**WRITTEN EXERCISE:** Pull every line that holds the word "ГОСТ" from the entries.

**RECORDS PROVIDED:**
- - -
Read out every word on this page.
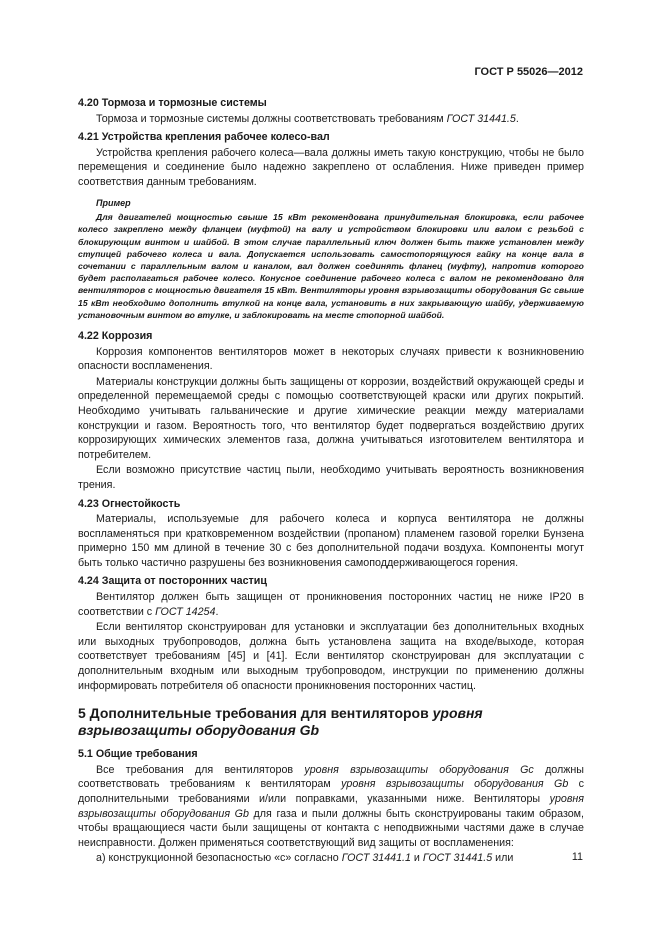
ГОСТ Р 55026—2012
4.20 Тормоза и тормозные системы

Тормоза и тормозные системы должны соответствовать требованиям ГОСТ 31441.5.

4.21 Устройства крепления рабочее колесо-вал

Устройства крепления рабочего колеса—вала должны иметь такую конструкцию, чтобы не было перемещения и соединение было надежно закреплено от ослабления. Ниже приведен пример соответствия данным требованиям.

Пример

Для двигателей мощностью свыше 15 кВт рекомендована принудительная блокировка, если рабочее колесо закреплено между фланцем (муфтой) на валу и устройством блокировки или валом с резьбой с блокирующим винтом и шайбой. В этом случае параллельный ключ должен быть также установлен между ступицей рабочего колеса и вала. Допускается использовать самостопорящуюся гайку на конце вала в сочетании с параллельным валом и каналом, вал должен соединять фланец (муфту), напротив которого будет располагаться рабочее колесо. Конусное соединение рабочего колеса с валом не рекомендовано для вентиляторов с мощностью двигателя 15 кВт. Вентиляторы уровня взрывозащиты оборудования Gc свыше 15 кВт необходимо дополнить втулкой на конце вала, установить в них закрывающую шайбу, удерживаемую установочным винтом во втулке, и заблокировать на месте стопорной шайбой.

4.22 Коррозия

Коррозия компонентов вентиляторов может в некоторых случаях привести к возникновению опасности воспламенения.

Материалы конструкции должны быть защищены от коррозии, воздействий окружающей среды и определенной перемещаемой среды с помощью соответствующей краски или других покрытий. Необходимо учитывать гальванические и другие химические реакции между материалами конструкции и газом. Вероятность того, что вентилятор будет подвергаться воздействию других коррозирующих химических элементов газа, должна учитываться изготовителем вентилятора и потребителем.

Если возможно присутствие частиц пыли, необходимо учитывать вероятность возникновения трения.

4.23 Огнестойкость

Материалы, используемые для рабочего колеса и корпуса вентилятора не должны воспламеняться при кратковременном воздействии (пропаном) пламенем газовой горелки Бунзена примерно 150 мм длиной в течение 30 с без дополнительной подачи воздуха. Компоненты могут быть только частично разрушены без возникновения самоподдерживающегося горения.

4.24 Защита от посторонних частиц

Вентилятор должен быть защищен от проникновения посторонних частиц не ниже IP20 в соответствии с ГОСТ 14254.

Если вентилятор сконструирован для установки и эксплуатации без дополнительных входных или выходных трубопроводов, должна быть установлена защита на входе/выходе, которая соответствует требованиям [45] и [41]. Если вентилятор сконструирован для эксплуатации с дополнительным входным или выходным трубопроводом, инструкции по применению должны информировать потребителя об опасности проникновения посторонних частиц.

5 Дополнительные требования для вентиляторов уровня взрывозащиты оборудования Gb
5.1 Общие требования

Все требования для вентиляторов уровня взрывозащиты оборудования Gc должны соответствовать требованиям к вентиляторам уровня взрывозащиты оборудования Gb с дополнительными требованиями и/или поправками, указанными ниже. Вентиляторы уровня взрывозащиты оборудования Gb для газа и пыли должны быть сконструированы таким образом, чтобы вращающиеся части были защищены от контакта с неподвижными частями даже в случае неисправности. Должен применяться соответствующий вид защиты от воспламенения:

а) конструкционной безопасностью «с» согласно ГОСТ 31441.1 и ГОСТ 31441.5 или	11
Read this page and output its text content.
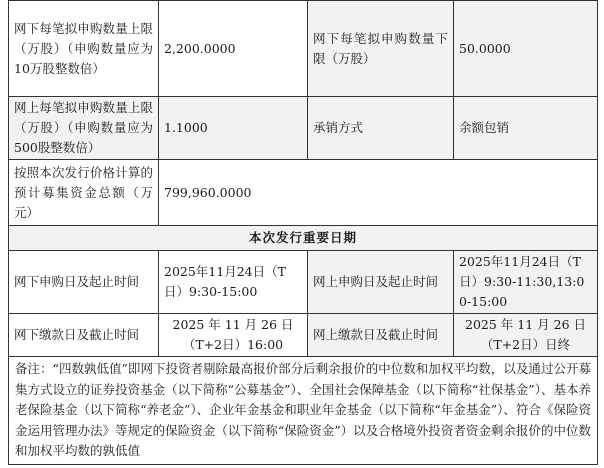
网下每笔拟申购数量上限（万股）（申购数量应为10万股整数倍）	2,200.0000	网下每笔拟申购数量下限（万股）	50.0000
网上每笔拟申购数量上限（万股）（申购数量应为500股整数倍）	1.1000	承销方式	余额包销
按照本次发行价格计算的预计募集资金总额（万元）	799,960.0000		
本次发行重要日期			
网下申购日及起止时间	2025年11月24日（T日）9:30-15:00	网上申购日及起止时间	2025年11月24日（T日）9:30-11:30,13:00-15:00
网下缴款日及截止时间	2025 年 11 月 26 日（T+2日）16:00	网上缴款日及截止时间	2025 年 11 月 26 日（T+2日）日终
备注：“四数孰低值”即网下投资者剔除最高报价部分后剩余报价的中位数和加权平均数，以及通过公开募集方式设立的证券投资基金（以下简称“公募基金”）、全国社会保障基金（以下简称“社保基金”）、基本养老保险基金（以下简称“养老金”）、企业年金基金和职业年金基金（以下简称“年金基金”）、符合《保险资金运用管理办法》等规定的保险资金（以下简称“保险资金”）以及合格境外投资者资金剩余报价的中位数和加权平均数的孰低值			
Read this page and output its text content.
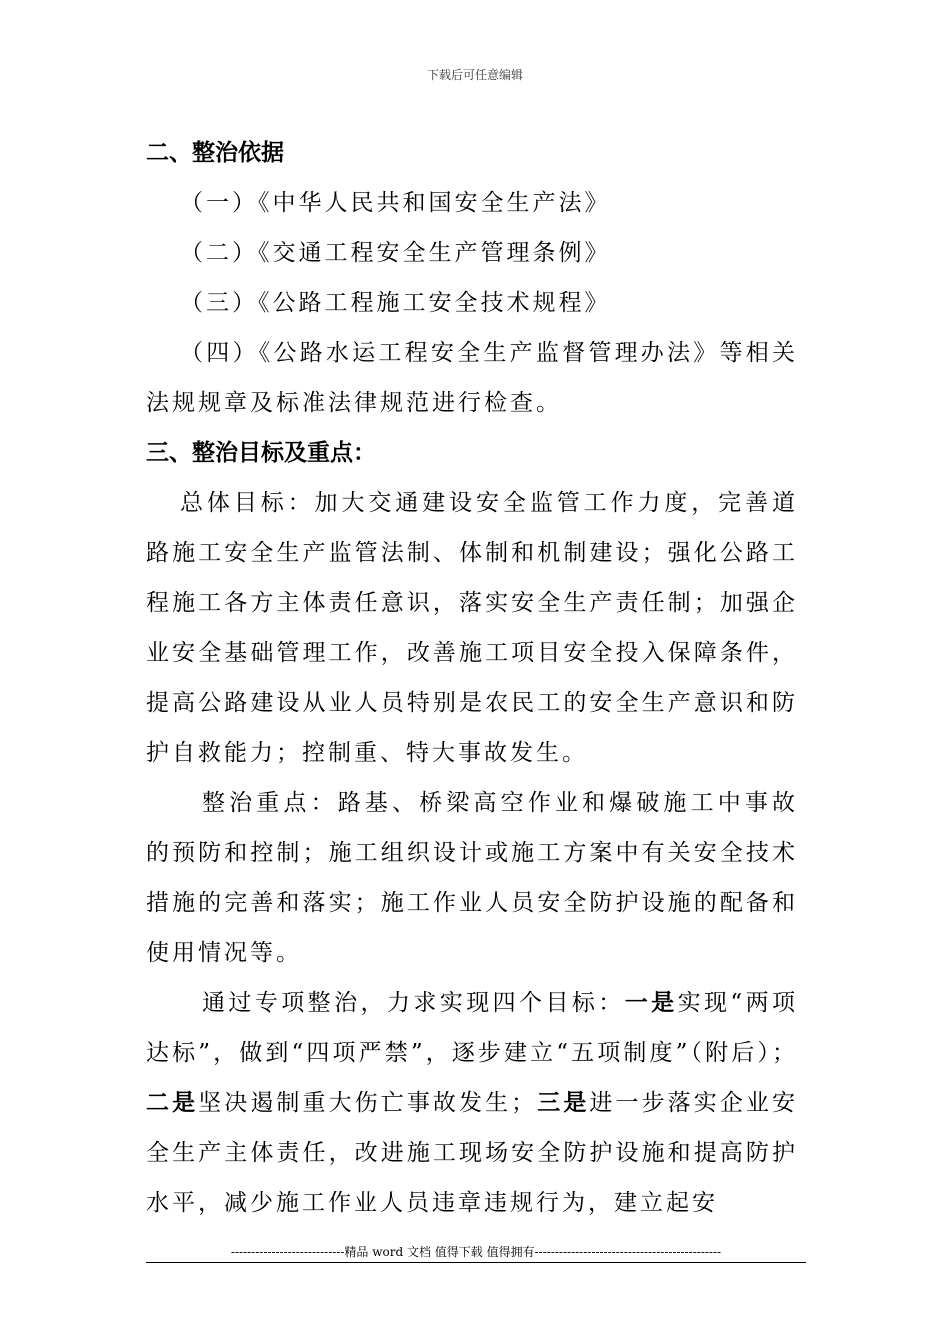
下载后可任意编辑
二、整治依据

（一）《中华人民共和国安全生产法》

（二）《交通工程安全生产管理条例》

（三）《公路工程施工安全技术规程》

（四）《公路水运工程安全生产监督管理办法》等相关法规规章及标准法律规范进行检查。

三、整治目标及重点：

总体目标：加大交通建设安全监管工作力度，完善道路施工安全生产监管法制、体制和机制建设；强化公路工程施工各方主体责任意识，落实安全生产责任制；加强企业安全基础管理工作，改善施工项目安全投入保障条件，提高公路建设从业人员特别是农民工的安全生产意识和防护自救能力；控制重、特大事故发生。

整治重点：路基、桥梁高空作业和爆破施工中事故的预防和控制；施工组织设计或施工方案中有关安全技术措施的完善和落实；施工作业人员安全防护设施的配备和使用情况等。

通过专项整治，力求实现四个目标：一是实现“两项达标”，做到“四项严禁”，逐步建立“五项制度”（附后）；二是坚决遏制重大伤亡事故发生；三是进一步落实企业安全生产主体责任，改进施工现场安全防护设施和提高防护水平，减少施工作业人员违章违规行为，建立起安

----------------------------精品 word 文档 值得下载 值得拥有----------------------------------------------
- - -
**WRITTEN SOLUTION:**
ГОСТ Р 55026—2012
Тормоза и тормозные системы должны соответствовать требованиям ГОСТ 31441.5.
Вентилятор должен быть защищен от проникновения посторонних частиц не ниже IP20 в соответствии с ГОСТ 14254.
а) конструкционной безопасностью «с» согласно ГОСТ 31441.1 и ГОСТ 31441.5 или	11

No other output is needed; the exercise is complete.